● DATA SECTION
◆ ◆ ◆ ◆ ◆ ◆ ◆
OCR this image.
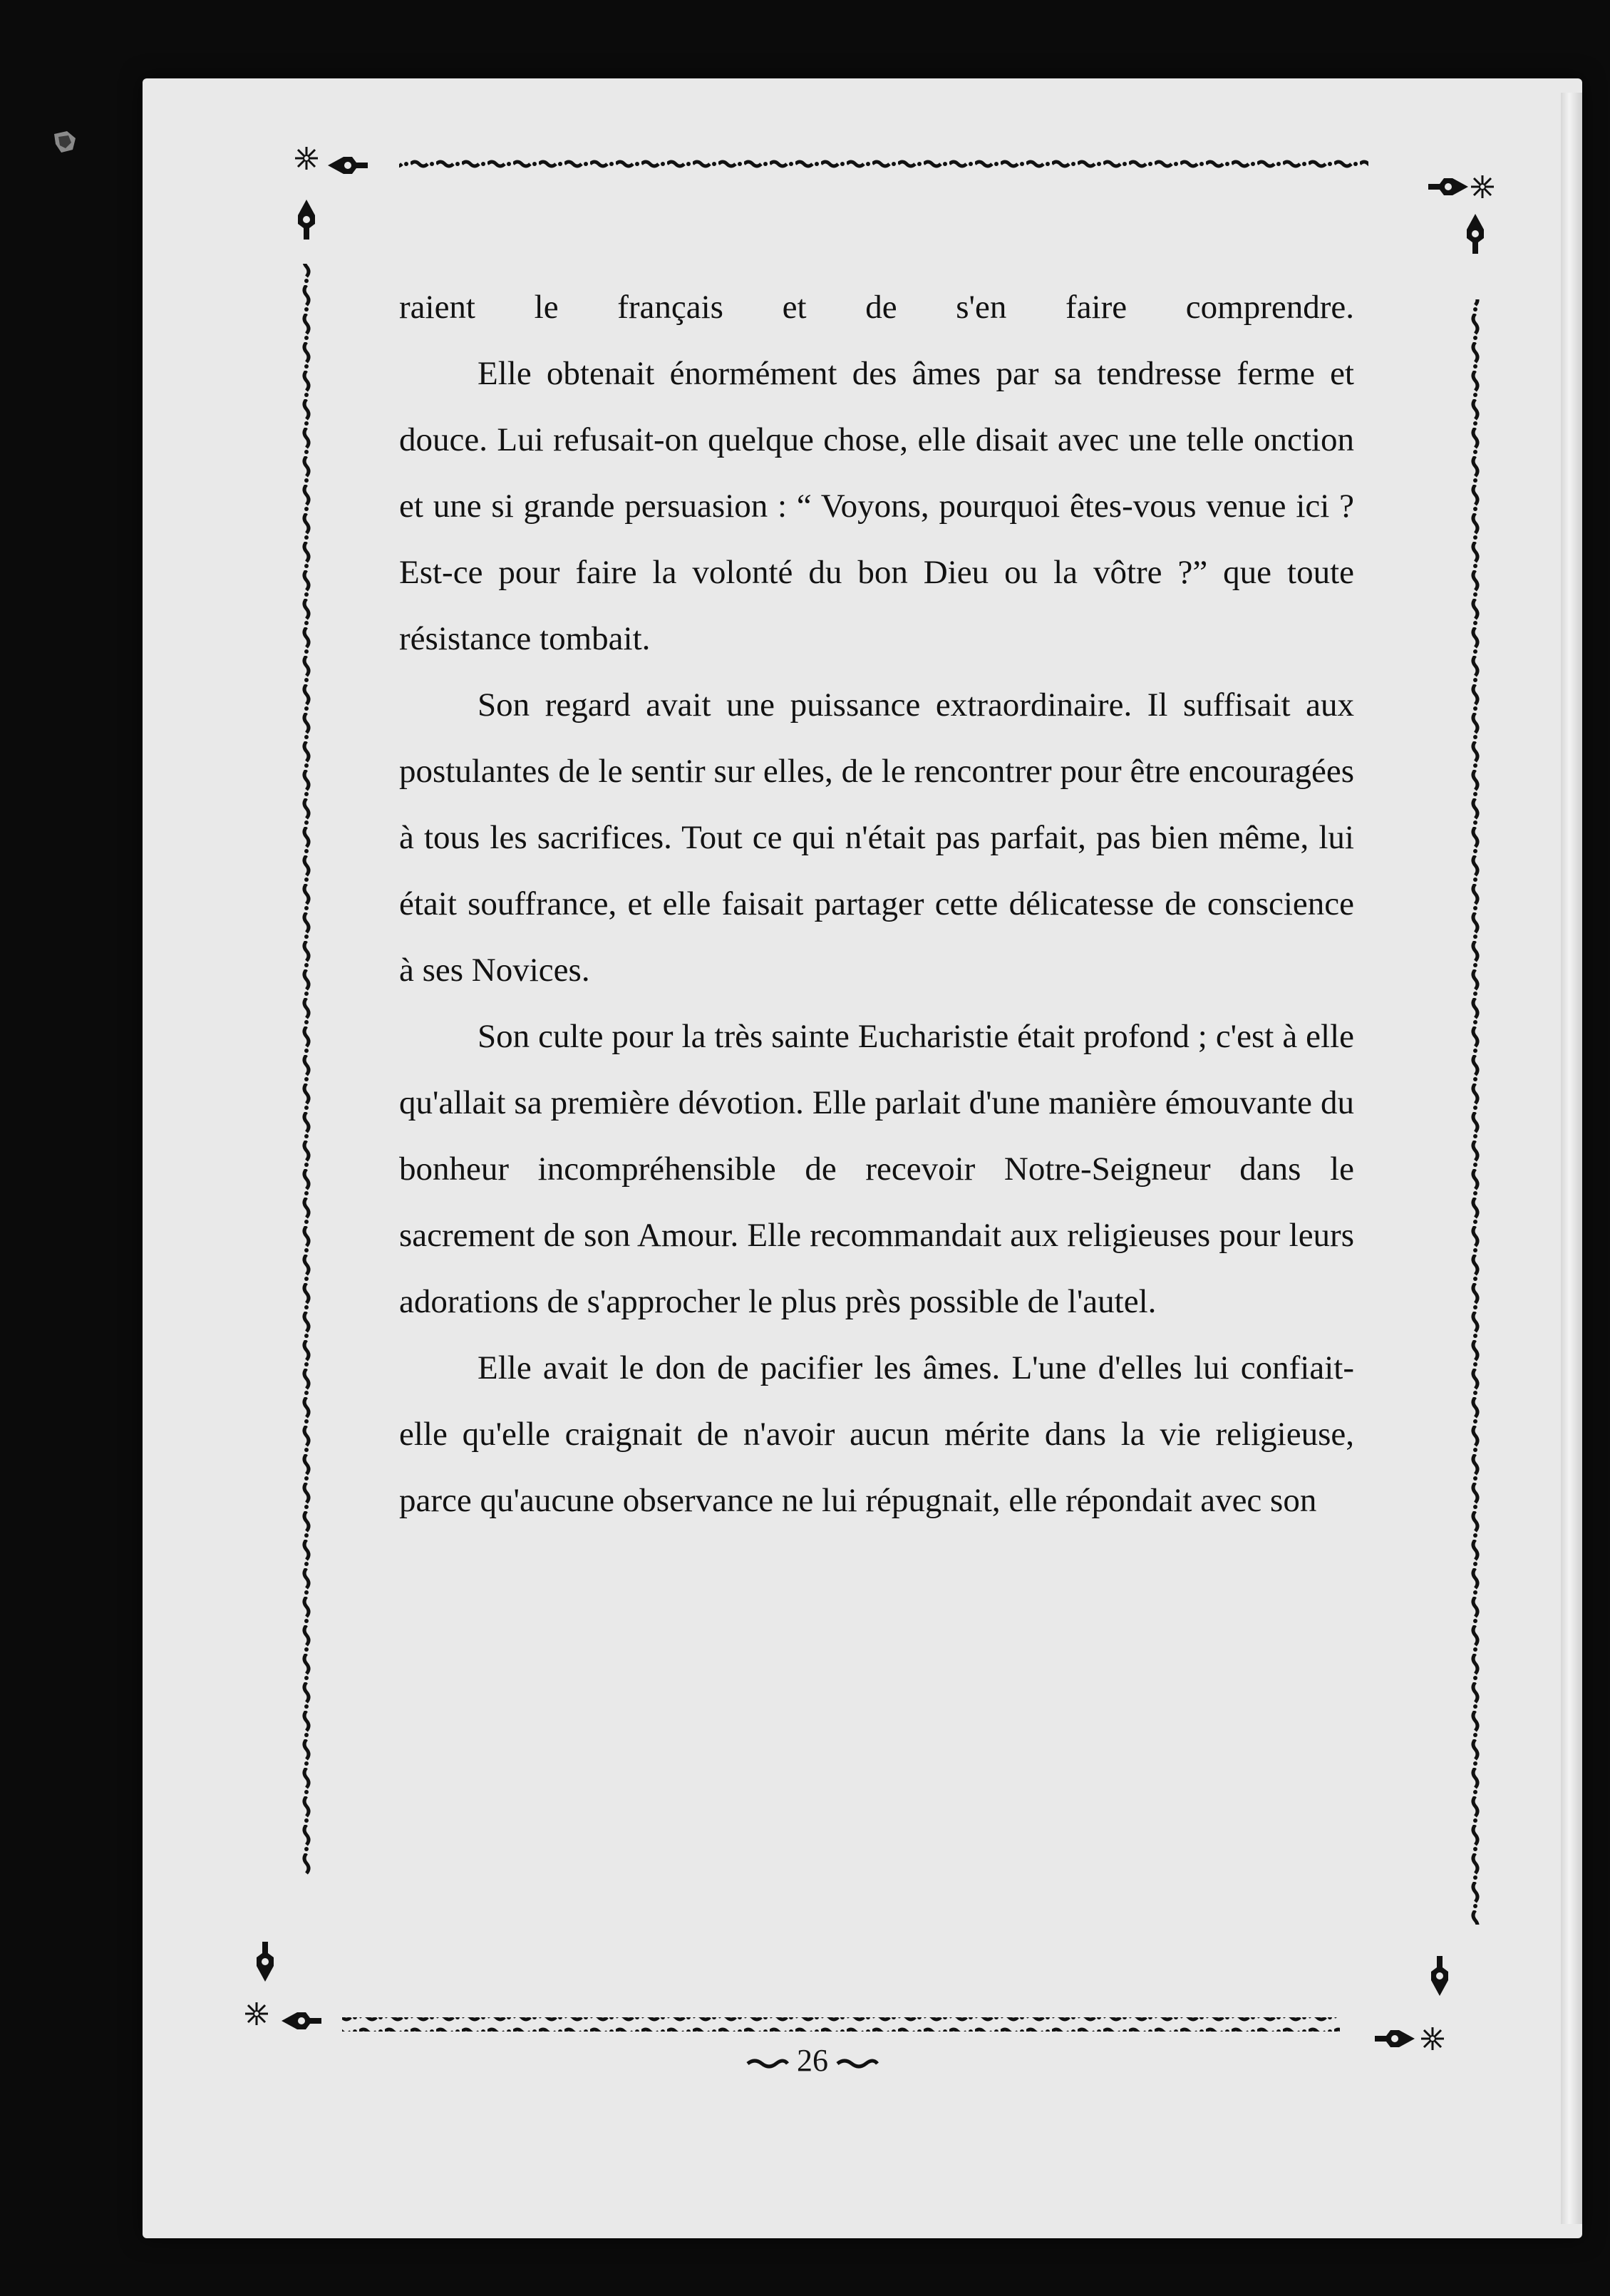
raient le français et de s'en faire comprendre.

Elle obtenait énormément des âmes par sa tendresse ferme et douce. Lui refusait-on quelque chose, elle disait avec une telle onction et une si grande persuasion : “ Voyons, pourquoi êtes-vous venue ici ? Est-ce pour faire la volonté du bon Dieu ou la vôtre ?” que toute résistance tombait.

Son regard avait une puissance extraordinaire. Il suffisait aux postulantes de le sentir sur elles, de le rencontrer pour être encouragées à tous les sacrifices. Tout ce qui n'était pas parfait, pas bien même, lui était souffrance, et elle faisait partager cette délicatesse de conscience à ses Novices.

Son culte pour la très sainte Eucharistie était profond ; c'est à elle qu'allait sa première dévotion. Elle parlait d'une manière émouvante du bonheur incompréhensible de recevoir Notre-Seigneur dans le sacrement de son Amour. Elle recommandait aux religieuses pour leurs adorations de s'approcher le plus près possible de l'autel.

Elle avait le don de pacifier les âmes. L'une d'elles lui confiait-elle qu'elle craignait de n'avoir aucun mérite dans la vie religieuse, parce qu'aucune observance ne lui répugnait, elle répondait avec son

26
◆ ◆ ◆ ◆ ◆ ◆ ◆
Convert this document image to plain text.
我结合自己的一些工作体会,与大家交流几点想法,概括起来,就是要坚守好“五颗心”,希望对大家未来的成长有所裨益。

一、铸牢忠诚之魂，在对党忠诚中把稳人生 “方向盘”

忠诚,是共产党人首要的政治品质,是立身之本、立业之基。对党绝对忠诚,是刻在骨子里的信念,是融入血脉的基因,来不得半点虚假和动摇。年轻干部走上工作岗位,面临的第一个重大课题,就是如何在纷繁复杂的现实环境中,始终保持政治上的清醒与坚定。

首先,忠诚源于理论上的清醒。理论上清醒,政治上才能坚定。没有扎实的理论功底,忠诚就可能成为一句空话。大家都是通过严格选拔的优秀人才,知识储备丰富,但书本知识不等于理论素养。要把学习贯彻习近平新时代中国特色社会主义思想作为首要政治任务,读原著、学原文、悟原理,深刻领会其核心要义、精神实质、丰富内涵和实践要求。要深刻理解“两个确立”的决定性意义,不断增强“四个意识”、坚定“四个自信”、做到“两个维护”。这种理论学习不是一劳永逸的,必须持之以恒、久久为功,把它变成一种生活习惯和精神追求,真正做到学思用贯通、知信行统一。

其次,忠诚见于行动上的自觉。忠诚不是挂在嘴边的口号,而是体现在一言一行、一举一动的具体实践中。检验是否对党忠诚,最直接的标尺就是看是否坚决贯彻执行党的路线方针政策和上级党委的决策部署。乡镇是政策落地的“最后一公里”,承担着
◆ ◆ ◆ ◆ ◆ ◆ ◆
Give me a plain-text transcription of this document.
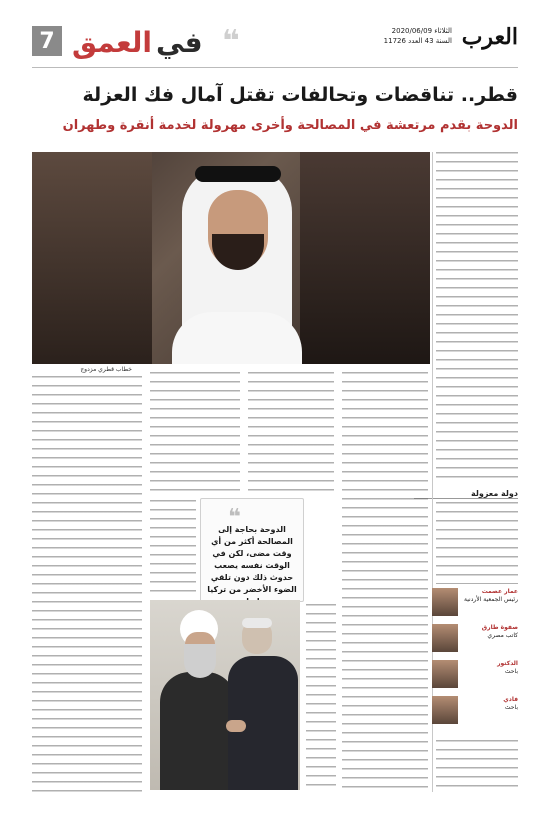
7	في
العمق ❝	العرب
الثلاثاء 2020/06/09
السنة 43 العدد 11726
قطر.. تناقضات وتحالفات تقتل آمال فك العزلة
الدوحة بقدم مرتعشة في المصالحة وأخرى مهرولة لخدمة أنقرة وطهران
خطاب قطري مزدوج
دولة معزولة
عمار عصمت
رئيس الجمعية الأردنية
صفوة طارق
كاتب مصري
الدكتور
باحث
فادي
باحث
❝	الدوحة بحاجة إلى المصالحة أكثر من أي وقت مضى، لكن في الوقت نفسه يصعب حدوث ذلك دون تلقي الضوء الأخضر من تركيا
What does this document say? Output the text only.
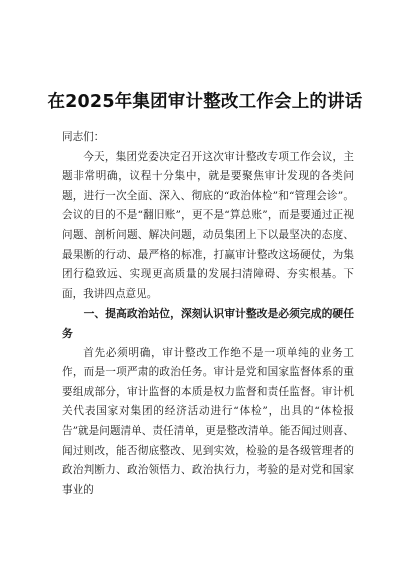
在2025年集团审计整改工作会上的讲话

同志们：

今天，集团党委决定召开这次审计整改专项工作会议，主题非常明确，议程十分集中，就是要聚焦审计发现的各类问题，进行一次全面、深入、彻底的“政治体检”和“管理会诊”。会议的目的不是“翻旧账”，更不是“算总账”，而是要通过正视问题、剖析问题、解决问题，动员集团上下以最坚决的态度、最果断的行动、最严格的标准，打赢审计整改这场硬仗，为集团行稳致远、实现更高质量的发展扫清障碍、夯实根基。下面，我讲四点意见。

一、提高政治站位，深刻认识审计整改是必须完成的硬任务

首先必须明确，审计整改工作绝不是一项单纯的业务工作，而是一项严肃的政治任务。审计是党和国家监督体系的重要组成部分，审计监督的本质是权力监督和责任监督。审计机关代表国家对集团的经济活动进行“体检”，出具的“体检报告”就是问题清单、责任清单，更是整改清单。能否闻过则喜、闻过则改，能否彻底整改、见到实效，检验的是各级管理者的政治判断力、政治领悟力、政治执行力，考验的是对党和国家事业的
◆ ◆ ◆ ◆ ◆ ◆ ◆
Copy, from the material above, each line in which the string "faire" occurs.

● FULL ANSWER
raient le français et de s'en faire comprendre.
Elle obtenait énormément des âmes par sa tendresse ferme et douce. Lui refusait-on quelque chose, elle disait avec une telle onction et une si grande persuasion : “ Voyons, pourquoi êtes-vous venue ici ? Est-ce pour faire la volonté du bon Dieu ou la vôtre ?” que toute résistance tombait.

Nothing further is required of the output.